==== Extracted information
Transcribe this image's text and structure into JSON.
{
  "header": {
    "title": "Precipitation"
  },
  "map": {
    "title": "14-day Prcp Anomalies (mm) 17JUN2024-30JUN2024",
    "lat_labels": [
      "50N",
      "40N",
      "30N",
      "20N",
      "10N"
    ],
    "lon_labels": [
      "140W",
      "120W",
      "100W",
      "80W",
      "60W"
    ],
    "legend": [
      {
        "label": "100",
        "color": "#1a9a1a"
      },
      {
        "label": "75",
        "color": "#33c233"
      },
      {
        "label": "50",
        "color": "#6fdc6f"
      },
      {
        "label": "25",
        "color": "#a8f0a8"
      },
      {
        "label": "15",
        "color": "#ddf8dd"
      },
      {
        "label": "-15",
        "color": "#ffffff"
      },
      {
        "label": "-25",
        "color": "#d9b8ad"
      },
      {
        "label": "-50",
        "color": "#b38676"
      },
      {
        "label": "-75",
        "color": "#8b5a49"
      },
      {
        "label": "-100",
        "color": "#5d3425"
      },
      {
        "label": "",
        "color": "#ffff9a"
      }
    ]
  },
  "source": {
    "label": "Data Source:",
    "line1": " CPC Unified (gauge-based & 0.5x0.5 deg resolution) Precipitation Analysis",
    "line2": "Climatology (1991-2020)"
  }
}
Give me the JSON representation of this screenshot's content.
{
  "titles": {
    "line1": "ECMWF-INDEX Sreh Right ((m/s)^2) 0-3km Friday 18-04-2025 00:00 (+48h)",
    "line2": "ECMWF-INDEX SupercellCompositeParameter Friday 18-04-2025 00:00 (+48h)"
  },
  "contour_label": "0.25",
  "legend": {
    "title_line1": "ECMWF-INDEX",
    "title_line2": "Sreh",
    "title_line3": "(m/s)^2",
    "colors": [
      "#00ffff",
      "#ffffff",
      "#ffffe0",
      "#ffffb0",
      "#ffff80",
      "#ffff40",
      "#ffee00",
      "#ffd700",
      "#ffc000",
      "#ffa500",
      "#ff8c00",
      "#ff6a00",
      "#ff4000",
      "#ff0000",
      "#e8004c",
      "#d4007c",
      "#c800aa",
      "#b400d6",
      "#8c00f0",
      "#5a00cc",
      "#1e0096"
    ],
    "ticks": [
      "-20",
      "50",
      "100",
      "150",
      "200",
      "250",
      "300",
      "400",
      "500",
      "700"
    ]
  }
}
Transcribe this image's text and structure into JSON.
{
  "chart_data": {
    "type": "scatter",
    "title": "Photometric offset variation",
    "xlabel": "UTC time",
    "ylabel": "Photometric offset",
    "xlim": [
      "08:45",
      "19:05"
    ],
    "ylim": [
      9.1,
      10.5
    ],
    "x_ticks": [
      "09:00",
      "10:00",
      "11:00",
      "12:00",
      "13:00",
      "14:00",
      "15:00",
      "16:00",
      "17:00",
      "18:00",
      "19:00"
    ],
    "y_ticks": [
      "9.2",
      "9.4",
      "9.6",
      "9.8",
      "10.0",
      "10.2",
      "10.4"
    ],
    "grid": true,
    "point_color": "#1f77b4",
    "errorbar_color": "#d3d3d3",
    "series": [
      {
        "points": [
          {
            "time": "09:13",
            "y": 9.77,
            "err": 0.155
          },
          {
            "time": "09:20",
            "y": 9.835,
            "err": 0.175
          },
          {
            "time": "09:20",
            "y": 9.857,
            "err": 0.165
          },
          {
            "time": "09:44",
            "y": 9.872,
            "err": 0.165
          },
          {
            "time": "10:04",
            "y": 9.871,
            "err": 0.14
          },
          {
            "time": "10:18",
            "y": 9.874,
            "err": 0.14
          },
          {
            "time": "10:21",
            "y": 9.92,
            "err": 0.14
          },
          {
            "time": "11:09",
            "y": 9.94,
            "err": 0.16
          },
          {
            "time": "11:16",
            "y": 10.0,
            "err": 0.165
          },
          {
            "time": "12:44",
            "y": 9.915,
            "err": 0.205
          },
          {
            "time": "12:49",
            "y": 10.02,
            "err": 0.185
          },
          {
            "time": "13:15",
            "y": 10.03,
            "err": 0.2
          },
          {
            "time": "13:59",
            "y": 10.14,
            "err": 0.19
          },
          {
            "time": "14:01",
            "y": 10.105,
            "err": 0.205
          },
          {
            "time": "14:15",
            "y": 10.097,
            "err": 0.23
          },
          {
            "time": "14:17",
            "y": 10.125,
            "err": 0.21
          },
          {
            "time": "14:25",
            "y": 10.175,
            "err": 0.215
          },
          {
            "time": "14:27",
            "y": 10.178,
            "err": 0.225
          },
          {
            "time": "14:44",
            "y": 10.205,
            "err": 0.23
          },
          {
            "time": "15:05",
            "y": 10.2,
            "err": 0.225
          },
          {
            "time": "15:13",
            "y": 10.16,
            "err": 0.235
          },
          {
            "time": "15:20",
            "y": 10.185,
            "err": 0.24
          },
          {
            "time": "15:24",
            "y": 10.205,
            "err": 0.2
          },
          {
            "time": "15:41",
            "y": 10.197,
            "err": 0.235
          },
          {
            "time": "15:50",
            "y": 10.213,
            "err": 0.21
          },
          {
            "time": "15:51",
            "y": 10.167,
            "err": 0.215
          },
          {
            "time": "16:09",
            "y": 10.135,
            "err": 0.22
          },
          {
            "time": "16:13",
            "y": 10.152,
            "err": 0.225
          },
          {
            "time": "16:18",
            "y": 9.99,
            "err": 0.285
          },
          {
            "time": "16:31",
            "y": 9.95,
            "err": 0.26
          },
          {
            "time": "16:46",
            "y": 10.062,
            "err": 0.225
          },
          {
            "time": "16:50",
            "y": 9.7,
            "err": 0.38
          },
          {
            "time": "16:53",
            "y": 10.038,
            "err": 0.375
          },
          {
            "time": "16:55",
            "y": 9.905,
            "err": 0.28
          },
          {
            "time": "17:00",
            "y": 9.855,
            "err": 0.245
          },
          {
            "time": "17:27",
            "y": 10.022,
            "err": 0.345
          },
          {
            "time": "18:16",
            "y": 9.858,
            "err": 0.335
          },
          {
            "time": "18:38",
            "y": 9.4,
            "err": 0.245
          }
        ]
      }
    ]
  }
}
========
# Given exercise:
Copy the records above exactly.

# Exercise result:
Transcribe this image's text and structure into JSON.
{
  "header": {
    "title": "Precipitation"
  },
  "map": {
    "title": "14-day Prcp Anomalies (mm) 17JUN2024-30JUN2024",
    "lat_labels": [
      "50N",
      "40N",
      "30N",
      "20N",
      "10N"
    ],
    "lon_labels": [
      "140W",
      "120W",
      "100W",
      "80W",
      "60W"
    ],
    "legend": [
      {
        "label": "100",
        "color": "#1a9a1a"
      },
      {
        "label": "75",
        "color": "#33c233"
      },
      {
        "label": "50",
        "color": "#6fdc6f"
      },
      {
        "label": "25",
        "color": "#a8f0a8"
      },
      {
        "label": "15",
        "color": "#ddf8dd"
      },
      {
        "label": "-15",
        "color": "#ffffff"
      },
      {
        "label": "-25",
        "color": "#d9b8ad"
      },
      {
        "label": "-50",
        "color": "#b38676"
      },
      {
        "label": "-75",
        "color": "#8b5a49"
      },
      {
        "label": "-100",
        "color": "#5d3425"
      },
      {
        "label": "",
        "color": "#ffff9a"
      }
    ]
  },
  "source": {
    "label": "Data Source:",
    "line1": " CPC Unified (gauge-based & 0.5x0.5 deg resolution) Precipitation Analysis",
    "line2": "Climatology (1991-2020)"
  }
}
Give me the JSON representation of this screenshot's content.
{
  "titles": {
    "line1": "ECMWF-INDEX Sreh Right ((m/s)^2) 0-3km Friday 18-04-2025 00:00 (+48h)",
    "line2": "ECMWF-INDEX SupercellCompositeParameter Friday 18-04-2025 00:00 (+48h)"
  },
  "contour_label": "0.25",
  "legend": {
    "title_line1": "ECMWF-INDEX",
    "title_line2": "Sreh",
    "title_line3": "(m/s)^2",
    "colors": [
      "#00ffff",
      "#ffffff",
      "#ffffe0",
      "#ffffb0",
      "#ffff80",
      "#ffff40",
      "#ffee00",
      "#ffd700",
      "#ffc000",
      "#ffa500",
      "#ff8c00",
      "#ff6a00",
      "#ff4000",
      "#ff0000",
      "#e8004c",
      "#d4007c",
      "#c800aa",
      "#b400d6",
      "#8c00f0",
      "#5a00cc",
      "#1e0096"
    ],
    "ticks": [
      "-20",
      "50",
      "100",
      "150",
      "200",
      "250",
      "300",
      "400",
      "500",
      "700"
    ]
  }
}
Transcribe this image's text and structure into JSON.
{
  "chart_data": {
    "type": "scatter",
    "title": "Photometric offset variation",
    "xlabel": "UTC time",
    "ylabel": "Photometric offset",
    "xlim": [
      "08:45",
      "19:05"
    ],
    "ylim": [
      9.1,
      10.5
    ],
    "x_ticks": [
      "09:00",
      "10:00",
      "11:00",
      "12:00",
      "13:00",
      "14:00",
      "15:00",
      "16:00",
      "17:00",
      "18:00",
      "19:00"
    ],
    "y_ticks": [
      "9.2",
      "9.4",
      "9.6",
      "9.8",
      "10.0",
      "10.2",
      "10.4"
    ],
    "grid": true,
    "point_color": "#1f77b4",
    "errorbar_color": "#d3d3d3",
    "series": [
      {
        "points": [
          {
            "time": "09:13",
            "y": 9.77,
            "err": 0.155
          },
          {
            "time": "09:20",
            "y": 9.835,
            "err": 0.175
          },
          {
            "time": "09:20",
            "y": 9.857,
            "err": 0.165
          },
          {
            "time": "09:44",
            "y": 9.872,
            "err": 0.165
          },
          {
            "time": "10:04",
            "y": 9.871,
            "err": 0.14
          },
          {
            "time": "10:18",
            "y": 9.874,
            "err": 0.14
          },
          {
            "time": "10:21",
            "y": 9.92,
            "err": 0.14
          },
          {
            "time": "11:09",
            "y": 9.94,
            "err": 0.16
          },
          {
            "time": "11:16",
            "y": 10.0,
            "err": 0.165
          },
          {
            "time": "12:44",
            "y": 9.915,
            "err": 0.205
          },
          {
            "time": "12:49",
            "y": 10.02,
            "err": 0.185
          },
          {
            "time": "13:15",
            "y": 10.03,
            "err": 0.2
          },
          {
            "time": "13:59",
            "y": 10.14,
            "err": 0.19
          },
          {
            "time": "14:01",
            "y": 10.105,
            "err": 0.205
          },
          {
            "time": "14:15",
            "y": 10.097,
            "err": 0.23
          },
          {
            "time": "14:17",
            "y": 10.125,
            "err": 0.21
          },
          {
            "time": "14:25",
            "y": 10.175,
            "err": 0.215
          },
          {
            "time": "14:27",
            "y": 10.178,
            "err": 0.225
          },
          {
            "time": "14:44",
            "y": 10.205,
            "err": 0.23
          },
          {
            "time": "15:05",
            "y": 10.2,
            "err": 0.225
          },
          {
            "time": "15:13",
            "y": 10.16,
            "err": 0.235
          },
          {
            "time": "15:20",
            "y": 10.185,
            "err": 0.24
          },
          {
            "time": "15:24",
            "y": 10.205,
            "err": 0.2
          },
          {
            "time": "15:41",
            "y": 10.197,
            "err": 0.235
          },
          {
            "time": "15:50",
            "y": 10.213,
            "err": 0.21
          },
          {
            "time": "15:51",
            "y": 10.167,
            "err": 0.215
          },
          {
            "time": "16:09",
            "y": 10.135,
            "err": 0.22
          },
          {
            "time": "16:13",
            "y": 10.152,
            "err": 0.225
          },
          {
            "time": "16:18",
            "y": 9.99,
            "err": 0.285
          },
          {
            "time": "16:31",
            "y": 9.95,
            "err": 0.26
          },
          {
            "time": "16:46",
            "y": 10.062,
            "err": 0.225
          },
          {
            "time": "16:50",
            "y": 9.7,
            "err": 0.38
          },
          {
            "time": "16:53",
            "y": 10.038,
            "err": 0.375
          },
          {
            "time": "16:55",
            "y": 9.905,
            "err": 0.28
          },
          {
            "time": "17:00",
            "y": 9.855,
            "err": 0.245
          },
          {
            "time": "17:27",
            "y": 10.022,
            "err": 0.345
          },
          {
            "time": "18:16",
            "y": 9.858,
            "err": 0.335
          },
          {
            "time": "18:38",
            "y": 9.4,
            "err": 0.245
          }
        ]
      }
    ]
  }
}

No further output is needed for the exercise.